-- begin --

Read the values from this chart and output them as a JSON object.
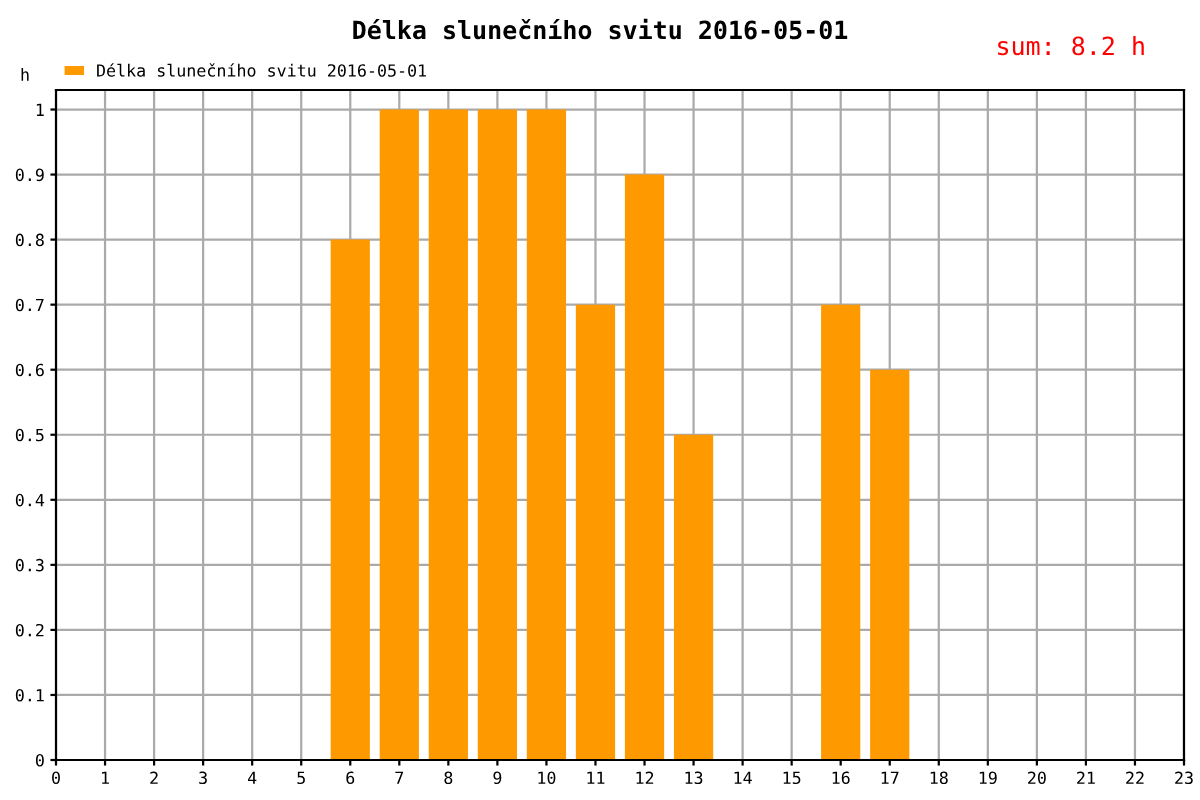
{
  "chart_data": {
    "type": "bar",
    "title": "Délka slunečního svitu 2016-05-01",
    "ylabel": "h",
    "annotations": [
      "sum: 8.2 h"
    ],
    "x": [
      6,
      7,
      8,
      9,
      10,
      11,
      12,
      13,
      16,
      17
    ],
    "series": [
      {
        "name": "Délka slunečního svitu 2016-05-01",
        "color": "#ff9900",
        "values": [
          0.8,
          1,
          1,
          1,
          1,
          0.7,
          0.9,
          0.5,
          0.7,
          0.6
        ]
      }
    ],
    "xlim": [
      0,
      23
    ],
    "xticks": [
      0,
      1,
      2,
      3,
      4,
      5,
      6,
      7,
      8,
      9,
      10,
      11,
      12,
      13,
      14,
      15,
      16,
      17,
      18,
      19,
      20,
      21,
      22,
      23
    ],
    "ylim": [
      0,
      1.03
    ],
    "yticks": [
      0,
      0.1,
      0.2,
      0.3,
      0.4,
      0.5,
      0.6,
      0.7,
      0.8,
      0.9,
      1
    ],
    "grid": true,
    "legend": "top left"
  }
}
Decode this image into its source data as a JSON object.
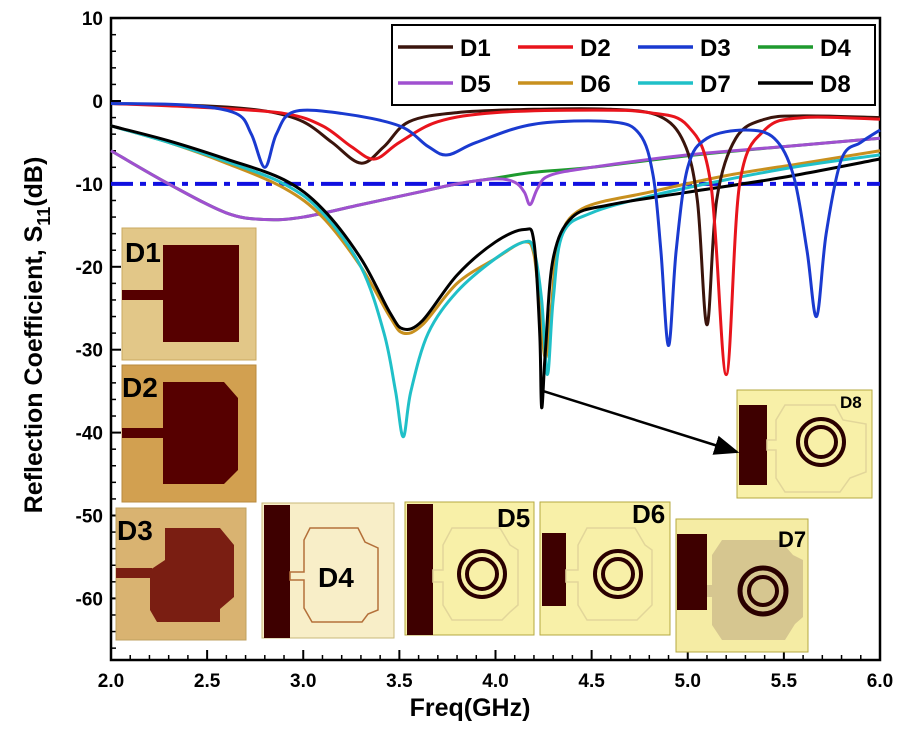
{
  "chart_data": {
    "type": "line",
    "title": "",
    "xlabel": "Freq(GHz)",
    "ylabel_main": "Reflection Coefficient, S",
    "ylabel_sub": "11",
    "ylabel_unit": "(dB)",
    "xlim": [
      2.0,
      6.0
    ],
    "ylim": [
      -65,
      10
    ],
    "xticks": [
      "2.0",
      "2.5",
      "3.0",
      "3.5",
      "4.0",
      "4.5",
      "5.0",
      "5.5",
      "6.0"
    ],
    "yticks": [
      "10",
      "0",
      "-10",
      "-20",
      "-30",
      "-40",
      "-50",
      "-60"
    ],
    "grid": false,
    "legend_position": "top-right",
    "reference_line": {
      "y": -10,
      "color": "#1010e0",
      "style": "dash-dot"
    },
    "series": [
      {
        "name": "D1",
        "color": "#3a140c",
        "points": [
          [
            2.0,
            -0.3
          ],
          [
            2.5,
            -0.6
          ],
          [
            2.8,
            -1.2
          ],
          [
            3.0,
            -2.5
          ],
          [
            3.15,
            -5
          ],
          [
            3.3,
            -7.5
          ],
          [
            3.42,
            -5.5
          ],
          [
            3.55,
            -2.5
          ],
          [
            3.8,
            -1.4
          ],
          [
            4.2,
            -1
          ],
          [
            4.6,
            -1
          ],
          [
            4.85,
            -1.8
          ],
          [
            4.98,
            -5
          ],
          [
            5.05,
            -12
          ],
          [
            5.1,
            -27
          ],
          [
            5.15,
            -12
          ],
          [
            5.25,
            -4.5
          ],
          [
            5.4,
            -2.2
          ],
          [
            5.6,
            -1.8
          ],
          [
            6.0,
            -2
          ]
        ]
      },
      {
        "name": "D2",
        "color": "#e8141c",
        "points": [
          [
            2.0,
            -0.3
          ],
          [
            2.5,
            -0.8
          ],
          [
            2.9,
            -1.5
          ],
          [
            3.1,
            -3
          ],
          [
            3.25,
            -5.5
          ],
          [
            3.37,
            -7
          ],
          [
            3.5,
            -5
          ],
          [
            3.7,
            -2.5
          ],
          [
            4.0,
            -1.4
          ],
          [
            4.5,
            -1.1
          ],
          [
            4.8,
            -1.4
          ],
          [
            5.0,
            -3
          ],
          [
            5.12,
            -10
          ],
          [
            5.2,
            -33
          ],
          [
            5.27,
            -10
          ],
          [
            5.4,
            -3.5
          ],
          [
            5.6,
            -2
          ],
          [
            6.0,
            -2.2
          ]
        ]
      },
      {
        "name": "D3",
        "color": "#1a3ad0",
        "points": [
          [
            2.0,
            -0.3
          ],
          [
            2.4,
            -0.5
          ],
          [
            2.65,
            -1.5
          ],
          [
            2.73,
            -4
          ],
          [
            2.8,
            -8
          ],
          [
            2.86,
            -4
          ],
          [
            2.95,
            -1.3
          ],
          [
            3.2,
            -1.5
          ],
          [
            3.5,
            -3
          ],
          [
            3.65,
            -5.5
          ],
          [
            3.75,
            -6.5
          ],
          [
            3.9,
            -5
          ],
          [
            4.2,
            -2.8
          ],
          [
            4.6,
            -2.5
          ],
          [
            4.75,
            -4
          ],
          [
            4.82,
            -9
          ],
          [
            4.86,
            -18
          ],
          [
            4.9,
            -29.5
          ],
          [
            4.94,
            -18
          ],
          [
            5.0,
            -8
          ],
          [
            5.1,
            -4.5
          ],
          [
            5.3,
            -3.5
          ],
          [
            5.45,
            -4.5
          ],
          [
            5.55,
            -9
          ],
          [
            5.62,
            -18
          ],
          [
            5.67,
            -26
          ],
          [
            5.72,
            -16
          ],
          [
            5.8,
            -7
          ],
          [
            5.9,
            -5
          ],
          [
            6.0,
            -3.5
          ]
        ]
      },
      {
        "name": "D4",
        "color": "#1e9a2e",
        "points": [
          [
            2.0,
            -6
          ],
          [
            2.3,
            -10
          ],
          [
            2.6,
            -13.5
          ],
          [
            2.8,
            -14.3
          ],
          [
            3.0,
            -14
          ],
          [
            3.3,
            -12.5
          ],
          [
            3.6,
            -11
          ],
          [
            3.8,
            -10
          ],
          [
            4.0,
            -9.3
          ],
          [
            4.2,
            -8.6
          ],
          [
            4.5,
            -8
          ],
          [
            5.0,
            -6.6
          ],
          [
            5.5,
            -5.5
          ],
          [
            6.0,
            -4.5
          ]
        ]
      },
      {
        "name": "D5",
        "color": "#a050d0",
        "points": [
          [
            2.0,
            -6
          ],
          [
            2.3,
            -10
          ],
          [
            2.6,
            -13.5
          ],
          [
            2.8,
            -14.3
          ],
          [
            3.0,
            -14
          ],
          [
            3.3,
            -12.5
          ],
          [
            3.6,
            -11
          ],
          [
            3.8,
            -10
          ],
          [
            4.0,
            -9.4
          ],
          [
            4.1,
            -9.8
          ],
          [
            4.15,
            -11
          ],
          [
            4.18,
            -12.5
          ],
          [
            4.22,
            -10.5
          ],
          [
            4.28,
            -9
          ],
          [
            4.5,
            -8
          ],
          [
            5.0,
            -6.5
          ],
          [
            5.5,
            -5.5
          ],
          [
            6.0,
            -4.5
          ]
        ]
      },
      {
        "name": "D6",
        "color": "#c8901e",
        "points": [
          [
            2.0,
            -3
          ],
          [
            2.3,
            -5
          ],
          [
            2.6,
            -7.5
          ],
          [
            2.9,
            -10.5
          ],
          [
            3.1,
            -14
          ],
          [
            3.3,
            -20
          ],
          [
            3.45,
            -26
          ],
          [
            3.52,
            -28
          ],
          [
            3.62,
            -27
          ],
          [
            3.8,
            -22
          ],
          [
            4.0,
            -19
          ],
          [
            4.15,
            -17
          ],
          [
            4.2,
            -18.5
          ],
          [
            4.23,
            -25
          ],
          [
            4.26,
            -31
          ],
          [
            4.29,
            -25
          ],
          [
            4.33,
            -17
          ],
          [
            4.45,
            -13
          ],
          [
            4.8,
            -11
          ],
          [
            5.2,
            -9
          ],
          [
            5.6,
            -7.5
          ],
          [
            6.0,
            -6
          ]
        ]
      },
      {
        "name": "D7",
        "color": "#20c0c8",
        "points": [
          [
            2.0,
            -3
          ],
          [
            2.3,
            -5
          ],
          [
            2.6,
            -7.3
          ],
          [
            2.9,
            -10
          ],
          [
            3.1,
            -13.5
          ],
          [
            3.3,
            -20
          ],
          [
            3.42,
            -28
          ],
          [
            3.48,
            -35
          ],
          [
            3.52,
            -40.5
          ],
          [
            3.56,
            -35
          ],
          [
            3.65,
            -28
          ],
          [
            3.8,
            -23
          ],
          [
            4.0,
            -19
          ],
          [
            4.15,
            -17
          ],
          [
            4.2,
            -18
          ],
          [
            4.24,
            -24
          ],
          [
            4.27,
            -33
          ],
          [
            4.3,
            -24
          ],
          [
            4.35,
            -16
          ],
          [
            4.5,
            -13.5
          ],
          [
            4.8,
            -11.5
          ],
          [
            5.2,
            -9.5
          ],
          [
            5.6,
            -7.8
          ],
          [
            6.0,
            -6.5
          ]
        ]
      },
      {
        "name": "D8",
        "color": "#000000",
        "points": [
          [
            2.0,
            -3
          ],
          [
            2.3,
            -4.8
          ],
          [
            2.6,
            -7
          ],
          [
            2.9,
            -9.5
          ],
          [
            3.1,
            -13
          ],
          [
            3.3,
            -19
          ],
          [
            3.45,
            -25.5
          ],
          [
            3.52,
            -27.5
          ],
          [
            3.62,
            -26.5
          ],
          [
            3.8,
            -21
          ],
          [
            4.0,
            -17
          ],
          [
            4.15,
            -15.5
          ],
          [
            4.2,
            -17
          ],
          [
            4.23,
            -28
          ],
          [
            4.24,
            -37
          ],
          [
            4.26,
            -30
          ],
          [
            4.3,
            -19
          ],
          [
            4.4,
            -14
          ],
          [
            4.6,
            -12.5
          ],
          [
            5.0,
            -11
          ],
          [
            5.5,
            -9.2
          ],
          [
            6.0,
            -7
          ]
        ]
      }
    ],
    "annotation_arrow": {
      "from": [
        4.25,
        -35
      ],
      "to_label": "D8"
    },
    "inset_labels": [
      "D1",
      "D2",
      "D3",
      "D4",
      "D5",
      "D6",
      "D7",
      "D8"
    ]
  }
}
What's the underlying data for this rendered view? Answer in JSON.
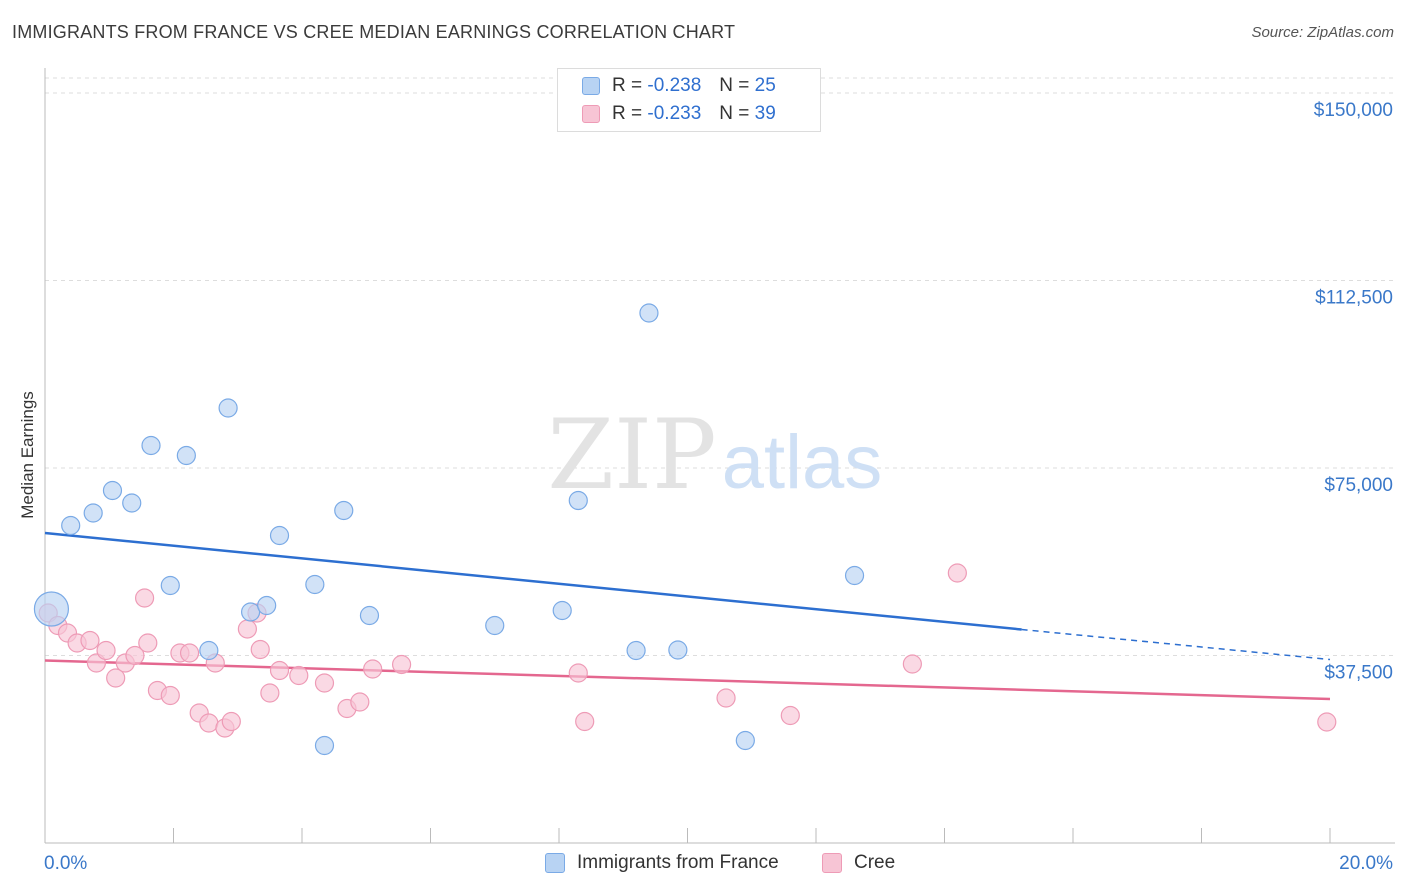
{
  "title": "IMMIGRANTS FROM FRANCE VS CREE MEDIAN EARNINGS CORRELATION CHART",
  "source": "Source: ZipAtlas.com",
  "watermark": {
    "zip": "ZIP",
    "atlas": "atlas"
  },
  "colors": {
    "blue_fill": "#b8d3f3",
    "blue_stroke": "#7aaae6",
    "blue_line": "#2d6fd0",
    "pink_fill": "#f7c5d5",
    "pink_stroke": "#ee9bb6",
    "pink_line": "#e4678f",
    "tick_text": "#3a78c9",
    "grid": "#dddddd"
  },
  "legend": {
    "r_label": "R =",
    "n_label": "N =",
    "blue": {
      "r": "-0.238",
      "n": "25"
    },
    "pink": {
      "r": "-0.233",
      "n": "39"
    }
  },
  "chart_data": {
    "type": "scatter",
    "xlabel": "",
    "ylabel": "Median Earnings",
    "xlim": [
      0,
      20
    ],
    "ylim": [
      0,
      153000
    ],
    "x_tick_labels": [
      "0.0%",
      "20.0%"
    ],
    "y_ticks": [
      37500,
      75000,
      112500,
      150000
    ],
    "y_tick_labels": [
      "$37,500",
      "$75,000",
      "$112,500",
      "$150,000"
    ],
    "grid": true,
    "series": [
      {
        "name": "Immigrants from France",
        "color": "blue",
        "trend": {
          "x0": 0,
          "y0": 62000,
          "x1": 15.2,
          "y1": 42700,
          "x_ext": 20,
          "y_ext": 36700
        },
        "points": [
          {
            "x": 0.1,
            "y": 46800,
            "big": true
          },
          {
            "x": 0.4,
            "y": 63500
          },
          {
            "x": 0.75,
            "y": 66000
          },
          {
            "x": 1.05,
            "y": 70500
          },
          {
            "x": 1.35,
            "y": 68000
          },
          {
            "x": 1.65,
            "y": 79500
          },
          {
            "x": 1.95,
            "y": 51500
          },
          {
            "x": 2.2,
            "y": 77500
          },
          {
            "x": 2.55,
            "y": 38500
          },
          {
            "x": 2.85,
            "y": 87000
          },
          {
            "x": 3.2,
            "y": 46200
          },
          {
            "x": 3.45,
            "y": 47500
          },
          {
            "x": 3.65,
            "y": 61500
          },
          {
            "x": 4.2,
            "y": 51700
          },
          {
            "x": 4.35,
            "y": 19500
          },
          {
            "x": 4.65,
            "y": 66500
          },
          {
            "x": 5.05,
            "y": 45500
          },
          {
            "x": 7.0,
            "y": 43500
          },
          {
            "x": 8.05,
            "y": 46500
          },
          {
            "x": 8.3,
            "y": 68500
          },
          {
            "x": 9.2,
            "y": 38500
          },
          {
            "x": 9.4,
            "y": 106000
          },
          {
            "x": 9.85,
            "y": 38600
          },
          {
            "x": 10.9,
            "y": 20500
          },
          {
            "x": 12.6,
            "y": 53500
          }
        ]
      },
      {
        "name": "Cree",
        "color": "pink",
        "trend": {
          "x0": 0,
          "y0": 36500,
          "x1": 20,
          "y1": 28800
        },
        "points": [
          {
            "x": 0.05,
            "y": 46000
          },
          {
            "x": 0.2,
            "y": 43500
          },
          {
            "x": 0.35,
            "y": 42000
          },
          {
            "x": 0.5,
            "y": 40000
          },
          {
            "x": 0.7,
            "y": 40500
          },
          {
            "x": 0.8,
            "y": 36000
          },
          {
            "x": 0.95,
            "y": 38500
          },
          {
            "x": 1.1,
            "y": 33000
          },
          {
            "x": 1.25,
            "y": 36000
          },
          {
            "x": 1.4,
            "y": 37500
          },
          {
            "x": 1.55,
            "y": 49000
          },
          {
            "x": 1.6,
            "y": 40000
          },
          {
            "x": 1.75,
            "y": 30500
          },
          {
            "x": 1.95,
            "y": 29500
          },
          {
            "x": 2.1,
            "y": 38000
          },
          {
            "x": 2.25,
            "y": 38000
          },
          {
            "x": 2.4,
            "y": 26000
          },
          {
            "x": 2.55,
            "y": 24000
          },
          {
            "x": 2.65,
            "y": 36000
          },
          {
            "x": 2.8,
            "y": 23000
          },
          {
            "x": 2.9,
            "y": 24300
          },
          {
            "x": 3.15,
            "y": 42800
          },
          {
            "x": 3.3,
            "y": 46000
          },
          {
            "x": 3.35,
            "y": 38700
          },
          {
            "x": 3.5,
            "y": 30000
          },
          {
            "x": 3.65,
            "y": 34500
          },
          {
            "x": 3.95,
            "y": 33500
          },
          {
            "x": 4.35,
            "y": 32000
          },
          {
            "x": 4.7,
            "y": 26900
          },
          {
            "x": 4.9,
            "y": 28200
          },
          {
            "x": 5.1,
            "y": 34800
          },
          {
            "x": 5.55,
            "y": 35700
          },
          {
            "x": 8.3,
            "y": 34000
          },
          {
            "x": 8.4,
            "y": 24300
          },
          {
            "x": 10.6,
            "y": 29000
          },
          {
            "x": 11.6,
            "y": 25500
          },
          {
            "x": 13.5,
            "y": 35800
          },
          {
            "x": 14.2,
            "y": 54000
          },
          {
            "x": 19.95,
            "y": 24200
          }
        ]
      }
    ]
  },
  "bottom_legend": {
    "blue_label": "Immigrants from France",
    "pink_label": "Cree"
  }
}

-- end --

### What you are asked to do
Show all lines from the records above where the word "name" occurs.

### Answer for this exercise
        "name": "Délka slunečního svitu 2016-05-01",
        "name": "D1",
        "name": "D2",
        "name": "D3",
        "name": "D4",
        "name": "D5",
        "name": "D6",
        "name": "D7",
        "name": "D8",
        "name": "Immigrants from France",
        "name": "Cree",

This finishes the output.